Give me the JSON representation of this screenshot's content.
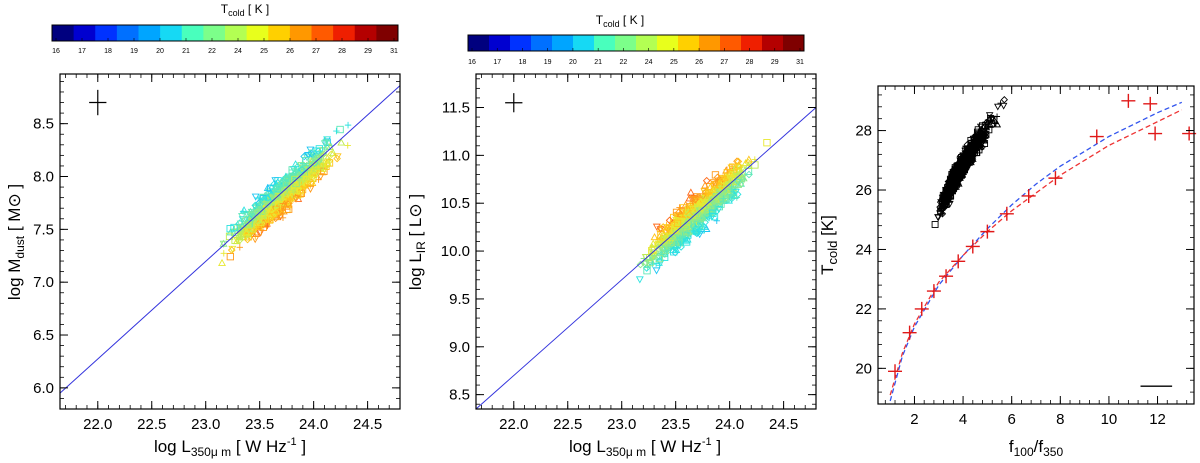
{
  "chart_data": [
    {
      "type": "scatter",
      "xlabel": {
        "main": "log L",
        "sub": "350μ m",
        "unit": " [ W Hz",
        "sup": "-1",
        "close": " ]"
      },
      "ylabel": {
        "main": "log M",
        "sub": "dust",
        "unit": " [ M",
        "sym": "⊙",
        "close": " ]"
      },
      "xlim": [
        21.65,
        24.8
      ],
      "ylim": [
        5.8,
        8.97
      ],
      "xticks": [
        "22.0",
        "22.5",
        "23.0",
        "23.5",
        "24.0",
        "24.5"
      ],
      "yticks": [
        "6.0",
        "6.5",
        "7.0",
        "7.5",
        "8.0",
        "8.5"
      ],
      "fit_line": {
        "color": "#3333dd",
        "points": [
          [
            21.65,
            5.95
          ],
          [
            24.8,
            8.86
          ]
        ]
      },
      "error_cross": {
        "x": 22.0,
        "y": 8.7,
        "dx": 0.08,
        "dy": 0.12
      },
      "colorbar": {
        "title": "T",
        "title_sub": "cold",
        "title_unit": " [ K ]",
        "tick_labels": [
          "16",
          "17",
          "18",
          "19",
          "20",
          "21",
          "22",
          "24",
          "25",
          "26",
          "27",
          "28",
          "29",
          "31"
        ]
      }
    },
    {
      "type": "scatter",
      "xlabel": {
        "main": "log L",
        "sub": "350μ m",
        "unit": " [ W Hz",
        "sup": "-1",
        "close": " ]"
      },
      "ylabel": {
        "main": "log L",
        "sub": "IR",
        "unit": " [ L",
        "sym": "⊙",
        "close": " ]"
      },
      "xlim": [
        21.65,
        24.8
      ],
      "ylim": [
        8.35,
        11.85
      ],
      "xticks": [
        "22.0",
        "22.5",
        "23.0",
        "23.5",
        "24.0",
        "24.5"
      ],
      "yticks": [
        "8.5",
        "9.0",
        "9.5",
        "10.0",
        "10.5",
        "11.0",
        "11.5"
      ],
      "fit_line": {
        "color": "#3333dd",
        "points": [
          [
            21.65,
            8.35
          ],
          [
            24.8,
            11.5
          ]
        ]
      },
      "error_cross": {
        "x": 22.0,
        "y": 11.55,
        "dx": 0.08,
        "dy": 0.1
      },
      "colorbar": {
        "title": "T",
        "title_sub": "cold",
        "title_unit": " [ K ]",
        "tick_labels": [
          "16",
          "17",
          "18",
          "19",
          "20",
          "21",
          "22",
          "24",
          "25",
          "26",
          "27",
          "28",
          "29",
          "31"
        ]
      }
    },
    {
      "type": "scatter",
      "xlabel": {
        "main": "f",
        "sub": "100",
        "mid": "/f",
        "sub2": "350"
      },
      "ylabel": {
        "main": "T",
        "sub": "cold",
        "unit": " [K]"
      },
      "xlim": [
        0.5,
        13.5
      ],
      "ylim": [
        18.8,
        29.5
      ],
      "xticks": [
        "2",
        "4",
        "6",
        "8",
        "10",
        "12"
      ],
      "yticks": [
        "20",
        "22",
        "24",
        "26",
        "28"
      ],
      "scale_bar": {
        "x0": 11.3,
        "x1": 12.6,
        "y": 19.4
      },
      "binned_points": [
        [
          1.2,
          19.9
        ],
        [
          1.8,
          21.2
        ],
        [
          2.3,
          22.0
        ],
        [
          2.8,
          22.6
        ],
        [
          3.3,
          23.1
        ],
        [
          3.8,
          23.6
        ],
        [
          4.4,
          24.1
        ],
        [
          5.0,
          24.6
        ],
        [
          5.8,
          25.2
        ],
        [
          6.7,
          25.8
        ],
        [
          7.8,
          26.4
        ],
        [
          9.5,
          27.8
        ],
        [
          10.8,
          29.0
        ],
        [
          11.7,
          28.9
        ],
        [
          11.9,
          27.9
        ],
        [
          13.3,
          27.9
        ]
      ],
      "curves": [
        {
          "color": "#3355ee",
          "points": [
            [
              1.0,
              18.9
            ],
            [
              1.5,
              20.4
            ],
            [
              2.0,
              21.4
            ],
            [
              3.0,
              22.8
            ],
            [
              4.0,
              23.8
            ],
            [
              5.0,
              24.7
            ],
            [
              6.0,
              25.5
            ],
            [
              7.0,
              26.2
            ],
            [
              8.0,
              26.8
            ],
            [
              9.0,
              27.3
            ],
            [
              10.0,
              27.8
            ],
            [
              11.0,
              28.2
            ],
            [
              12.0,
              28.6
            ],
            [
              13.0,
              28.95
            ]
          ]
        },
        {
          "color": "#ee3333",
          "points": [
            [
              1.0,
              19.1
            ],
            [
              1.5,
              20.5
            ],
            [
              2.0,
              21.5
            ],
            [
              3.0,
              22.9
            ],
            [
              4.0,
              23.8
            ],
            [
              5.0,
              24.6
            ],
            [
              6.0,
              25.3
            ],
            [
              7.0,
              25.9
            ],
            [
              8.0,
              26.5
            ],
            [
              9.0,
              27.0
            ],
            [
              10.0,
              27.5
            ],
            [
              11.0,
              27.9
            ],
            [
              12.0,
              28.3
            ],
            [
              13.0,
              28.7
            ]
          ]
        }
      ]
    }
  ]
}
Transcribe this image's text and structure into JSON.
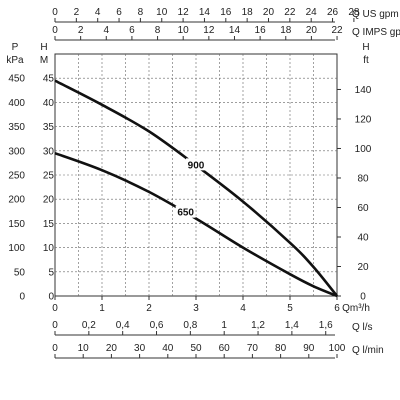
{
  "chart_data": {
    "type": "line",
    "x_unit": "Qm³/h",
    "x_ticks": [
      "0",
      "1",
      "2",
      "3",
      "4",
      "5",
      "6"
    ],
    "xlim": [
      0,
      6
    ],
    "ylim_m": [
      0,
      50
    ],
    "left_axes": [
      {
        "unit_line1": "P",
        "unit_line2": "kPa",
        "ticks": [
          "0",
          "50",
          "100",
          "150",
          "200",
          "250",
          "300",
          "350",
          "400",
          "450"
        ]
      },
      {
        "unit_line1": "H",
        "unit_line2": "M",
        "ticks": [
          "0",
          "5",
          "10",
          "15",
          "20",
          "25",
          "30",
          "35",
          "40",
          "45"
        ]
      }
    ],
    "right_axis": {
      "unit_line1": "H",
      "unit_line2": "ft",
      "ticks": [
        "0",
        "20",
        "40",
        "60",
        "80",
        "100",
        "120",
        "140"
      ]
    },
    "top_axes": [
      {
        "unit": "Q US gpm",
        "ticks": [
          "0",
          "2",
          "4",
          "6",
          "8",
          "10",
          "12",
          "14",
          "16",
          "18",
          "20",
          "22",
          "24",
          "26",
          "28"
        ]
      },
      {
        "unit": "Q IMPS gpm",
        "ticks": [
          "0",
          "2",
          "4",
          "6",
          "8",
          "10",
          "12",
          "14",
          "16",
          "18",
          "20",
          "22"
        ]
      }
    ],
    "bottom_axes": [
      {
        "unit": "Q l/s",
        "ticks": [
          "0",
          "0,2",
          "0,4",
          "0,6",
          "0,8",
          "1",
          "1,2",
          "1,4",
          "1,6"
        ]
      },
      {
        "unit": "Q l/min",
        "ticks": [
          "0",
          "10",
          "20",
          "30",
          "40",
          "50",
          "60",
          "70",
          "80",
          "90",
          "100"
        ]
      }
    ],
    "series": [
      {
        "name": "900",
        "x": [
          0,
          1,
          2,
          3,
          4,
          5,
          5.5,
          6
        ],
        "y": [
          44.5,
          39.5,
          34,
          27,
          19.5,
          11,
          6,
          0
        ]
      },
      {
        "name": "650",
        "x": [
          0,
          1,
          2,
          3,
          4,
          5,
          5.5,
          6
        ],
        "y": [
          29.5,
          26,
          21.5,
          16,
          10,
          4.5,
          2,
          0
        ]
      }
    ],
    "grid": true
  }
}
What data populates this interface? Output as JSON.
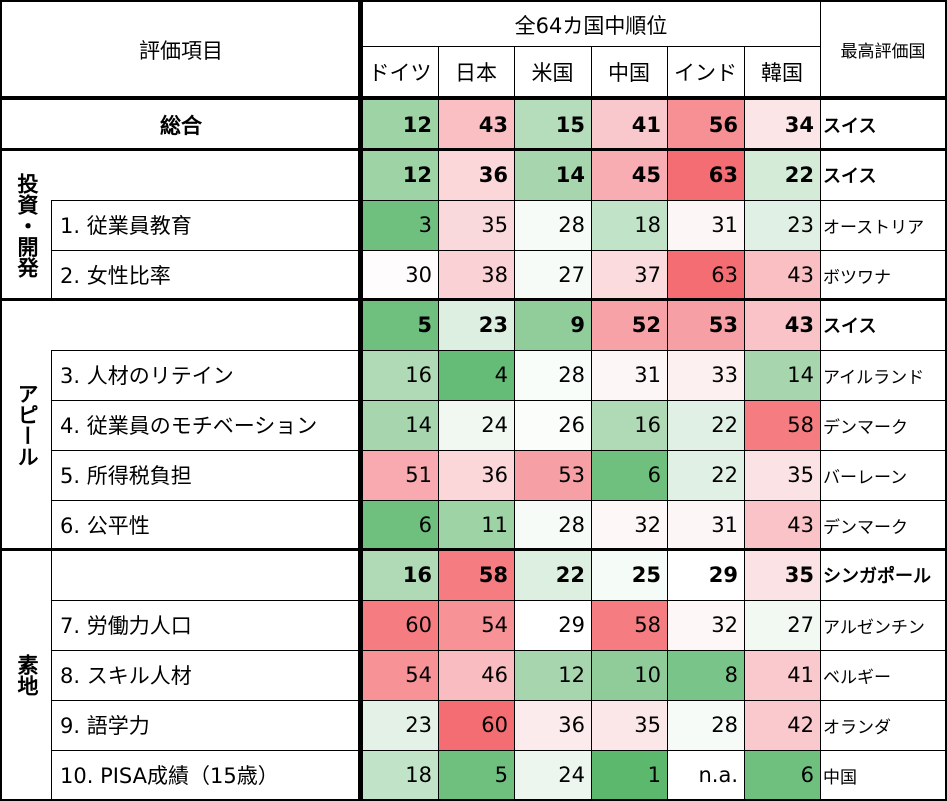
{
  "header": {
    "item_label": "評価項目",
    "group_label": "全64カ国中順位",
    "countries": [
      "ドイツ",
      "日本",
      "米国",
      "中国",
      "インド",
      "韓国"
    ],
    "best_label": "最高評価国"
  },
  "rows": [
    {
      "label": "総合",
      "values": [
        "12",
        "43",
        "15",
        "41",
        "56",
        "34"
      ],
      "best": "スイス",
      "bold": true
    },
    {
      "label": "",
      "values": [
        "12",
        "36",
        "14",
        "45",
        "63",
        "22"
      ],
      "best": "スイス",
      "bold": true
    },
    {
      "label": "1. 従業員教育",
      "values": [
        "3",
        "35",
        "28",
        "18",
        "31",
        "23"
      ],
      "best": "オーストリア",
      "bold": false
    },
    {
      "label": "2. 女性比率",
      "values": [
        "30",
        "38",
        "27",
        "37",
        "63",
        "43"
      ],
      "best": "ボツワナ",
      "bold": false
    },
    {
      "label": "",
      "values": [
        "5",
        "23",
        "9",
        "52",
        "53",
        "43"
      ],
      "best": "スイス",
      "bold": true
    },
    {
      "label": "3. 人材のリテイン",
      "values": [
        "16",
        "4",
        "28",
        "31",
        "33",
        "14"
      ],
      "best": "アイルランド",
      "bold": false
    },
    {
      "label": "4. 従業員のモチベーション",
      "values": [
        "14",
        "24",
        "26",
        "16",
        "22",
        "58"
      ],
      "best": "デンマーク",
      "bold": false
    },
    {
      "label": "5. 所得税負担",
      "values": [
        "51",
        "36",
        "53",
        "6",
        "22",
        "35"
      ],
      "best": "バーレーン",
      "bold": false
    },
    {
      "label": "6. 公平性",
      "values": [
        "6",
        "11",
        "28",
        "32",
        "31",
        "43"
      ],
      "best": "デンマーク",
      "bold": false
    },
    {
      "label": "",
      "values": [
        "16",
        "58",
        "22",
        "25",
        "29",
        "35"
      ],
      "best": "シンガポール",
      "bold": true
    },
    {
      "label": "7. 労働力人口",
      "values": [
        "60",
        "54",
        "29",
        "58",
        "32",
        "27"
      ],
      "best": "アルゼンチン",
      "bold": false
    },
    {
      "label": "8. スキル人材",
      "values": [
        "54",
        "46",
        "12",
        "10",
        "8",
        "41"
      ],
      "best": "ベルギー",
      "bold": false
    },
    {
      "label": "9. 語学力",
      "values": [
        "23",
        "60",
        "36",
        "35",
        "28",
        "42"
      ],
      "best": "オランダ",
      "bold": false
    },
    {
      "label": "10. PISA成績（15歳）",
      "values": [
        "18",
        "5",
        "24",
        "1",
        "n.a.",
        "6"
      ],
      "best": "中国",
      "bold": false
    }
  ],
  "categories": [
    {
      "name": "投資・開発"
    },
    {
      "name": "アピール"
    },
    {
      "name": "素地"
    }
  ],
  "cell_colors": [
    [
      "#9ed3a6",
      "#f9bfc3",
      "#b5dcbb",
      "#f9c8cc",
      "#f69095",
      "#fbe5e7"
    ],
    [
      "#9ed3a6",
      "#fbd7da",
      "#a7d5ae",
      "#f8adb2",
      "#f46d72",
      "#d4ebd8"
    ],
    [
      "#6fc07f",
      "#fad9dc",
      "#f6fbf7",
      "#c1e3c8",
      "#fdf6f7",
      "#e1f0e4"
    ],
    [
      "#fefcfc",
      "#fad1d4",
      "#f7fbf8",
      "#fbdbde",
      "#f46d72",
      "#f9bfc3"
    ],
    [
      "#6fc07f",
      "#dcefe0",
      "#90cd9b",
      "#f7a2a7",
      "#f69fa4",
      "#f9c3c7"
    ],
    [
      "#b0dab6",
      "#64bc76",
      "#f9fdfa",
      "#fdf6f7",
      "#fdf0f1",
      "#a6d5ae"
    ],
    [
      "#a6d5ae",
      "#f1f8f2",
      "#fbfdfb",
      "#b0dab6",
      "#e1f0e4",
      "#f57d82"
    ],
    [
      "#f8aab0",
      "#fbd7da",
      "#f69fa4",
      "#6fc07f",
      "#e1f0e4",
      "#fbe3e5"
    ],
    [
      "#6fc07f",
      "#9ed3a6",
      "#f6fbf7",
      "#fdf7f8",
      "#fdf6f7",
      "#f9c3c7"
    ],
    [
      "#b0dab6",
      "#f57d82",
      "#dcefe0",
      "#f5fbf6",
      "#ffffff",
      "#fbe3e5"
    ],
    [
      "#f57d82",
      "#f79296",
      "#ffffff",
      "#f57d82",
      "#fdf7f8",
      "#f2f9f3"
    ],
    [
      "#f79296",
      "#f9bcc0",
      "#a6d5ae",
      "#8fcc9a",
      "#79c488",
      "#fac9cd"
    ],
    [
      "#e3f1e6",
      "#f46d72",
      "#fcebed",
      "#fbe6e8",
      "#f6fbf7",
      "#fac9cd"
    ],
    [
      "#c1e3c8",
      "#6fc07f",
      "#ecf6ee",
      "#5bb86c",
      "#ffffff",
      "#6fc07f"
    ]
  ]
}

☆ ☆ ☆ ☆ ☆ ☆ ☆

Tally up the lines holding the string "name" in this listing, and report the total alone.

5